Return every entry exactly.

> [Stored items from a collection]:
────

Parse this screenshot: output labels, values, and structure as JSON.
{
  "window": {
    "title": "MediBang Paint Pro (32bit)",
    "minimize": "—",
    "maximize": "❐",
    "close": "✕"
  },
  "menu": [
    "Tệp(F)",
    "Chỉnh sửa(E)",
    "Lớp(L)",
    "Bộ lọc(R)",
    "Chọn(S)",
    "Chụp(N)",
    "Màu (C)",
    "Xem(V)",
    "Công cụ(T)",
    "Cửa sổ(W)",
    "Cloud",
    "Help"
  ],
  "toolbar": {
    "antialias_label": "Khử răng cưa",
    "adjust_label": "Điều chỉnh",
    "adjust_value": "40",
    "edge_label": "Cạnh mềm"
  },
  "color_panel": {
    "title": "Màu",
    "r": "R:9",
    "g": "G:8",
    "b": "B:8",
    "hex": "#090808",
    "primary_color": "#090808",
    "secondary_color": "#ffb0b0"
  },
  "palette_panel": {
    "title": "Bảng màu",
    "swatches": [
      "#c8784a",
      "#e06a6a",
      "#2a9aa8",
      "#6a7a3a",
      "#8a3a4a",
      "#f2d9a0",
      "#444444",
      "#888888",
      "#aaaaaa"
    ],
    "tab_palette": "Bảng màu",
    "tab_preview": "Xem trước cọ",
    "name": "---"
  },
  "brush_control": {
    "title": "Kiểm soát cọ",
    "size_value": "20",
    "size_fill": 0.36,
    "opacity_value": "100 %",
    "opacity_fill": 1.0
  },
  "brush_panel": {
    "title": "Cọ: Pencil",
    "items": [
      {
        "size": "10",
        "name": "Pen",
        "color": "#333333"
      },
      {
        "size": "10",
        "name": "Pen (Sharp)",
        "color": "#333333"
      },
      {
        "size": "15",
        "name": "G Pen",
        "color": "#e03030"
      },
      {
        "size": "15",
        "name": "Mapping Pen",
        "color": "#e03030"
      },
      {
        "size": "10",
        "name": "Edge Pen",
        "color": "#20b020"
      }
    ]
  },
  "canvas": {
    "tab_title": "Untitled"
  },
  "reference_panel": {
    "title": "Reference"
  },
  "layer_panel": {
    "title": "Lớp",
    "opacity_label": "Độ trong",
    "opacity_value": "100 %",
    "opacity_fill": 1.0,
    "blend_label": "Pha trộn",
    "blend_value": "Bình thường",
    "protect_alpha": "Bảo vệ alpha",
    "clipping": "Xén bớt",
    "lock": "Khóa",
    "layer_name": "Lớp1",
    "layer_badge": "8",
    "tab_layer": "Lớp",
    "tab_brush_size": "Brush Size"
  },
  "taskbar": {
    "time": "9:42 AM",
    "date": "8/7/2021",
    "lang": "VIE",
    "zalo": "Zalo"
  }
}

────

> [Exercise output]:
Parse this screenshot: output labels, values, and structure as JSON.
{
  "window": {
    "title": "MediBang Paint Pro (32bit)",
    "minimize": "—",
    "maximize": "❐",
    "close": "✕"
  },
  "menu": [
    "Tệp(F)",
    "Chỉnh sửa(E)",
    "Lớp(L)",
    "Bộ lọc(R)",
    "Chọn(S)",
    "Chụp(N)",
    "Màu (C)",
    "Xem(V)",
    "Công cụ(T)",
    "Cửa sổ(W)",
    "Cloud",
    "Help"
  ],
  "toolbar": {
    "antialias_label": "Khử răng cưa",
    "adjust_label": "Điều chỉnh",
    "adjust_value": "40",
    "edge_label": "Cạnh mềm"
  },
  "color_panel": {
    "title": "Màu",
    "r": "R:9",
    "g": "G:8",
    "b": "B:8",
    "hex": "#090808",
    "primary_color": "#090808",
    "secondary_color": "#ffb0b0"
  },
  "palette_panel": {
    "title": "Bảng màu",
    "swatches": [
      "#c8784a",
      "#e06a6a",
      "#2a9aa8",
      "#6a7a3a",
      "#8a3a4a",
      "#f2d9a0",
      "#444444",
      "#888888",
      "#aaaaaa"
    ],
    "tab_palette": "Bảng màu",
    "tab_preview": "Xem trước cọ",
    "name": "---"
  },
  "brush_control": {
    "title": "Kiểm soát cọ",
    "size_value": "20",
    "size_fill": 0.36,
    "opacity_value": "100 %",
    "opacity_fill": 1.0
  },
  "brush_panel": {
    "title": "Cọ: Pencil",
    "items": [
      {
        "size": "10",
        "name": "Pen",
        "color": "#333333"
      },
      {
        "size": "10",
        "name": "Pen (Sharp)",
        "color": "#333333"
      },
      {
        "size": "15",
        "name": "G Pen",
        "color": "#e03030"
      },
      {
        "size": "15",
        "name": "Mapping Pen",
        "color": "#e03030"
      },
      {
        "size": "10",
        "name": "Edge Pen",
        "color": "#20b020"
      }
    ]
  },
  "canvas": {
    "tab_title": "Untitled"
  },
  "reference_panel": {
    "title": "Reference"
  },
  "layer_panel": {
    "title": "Lớp",
    "opacity_label": "Độ trong",
    "opacity_value": "100 %",
    "opacity_fill": 1.0,
    "blend_label": "Pha trộn",
    "blend_value": "Bình thường",
    "protect_alpha": "Bảo vệ alpha",
    "clipping": "Xén bớt",
    "lock": "Khóa",
    "layer_name": "Lớp1",
    "layer_badge": "8",
    "tab_layer": "Lớp",
    "tab_brush_size": "Brush Size"
  },
  "taskbar": {
    "time": "9:42 AM",
    "date": "8/7/2021",
    "lang": "VIE",
    "zalo": "Zalo"
  }
}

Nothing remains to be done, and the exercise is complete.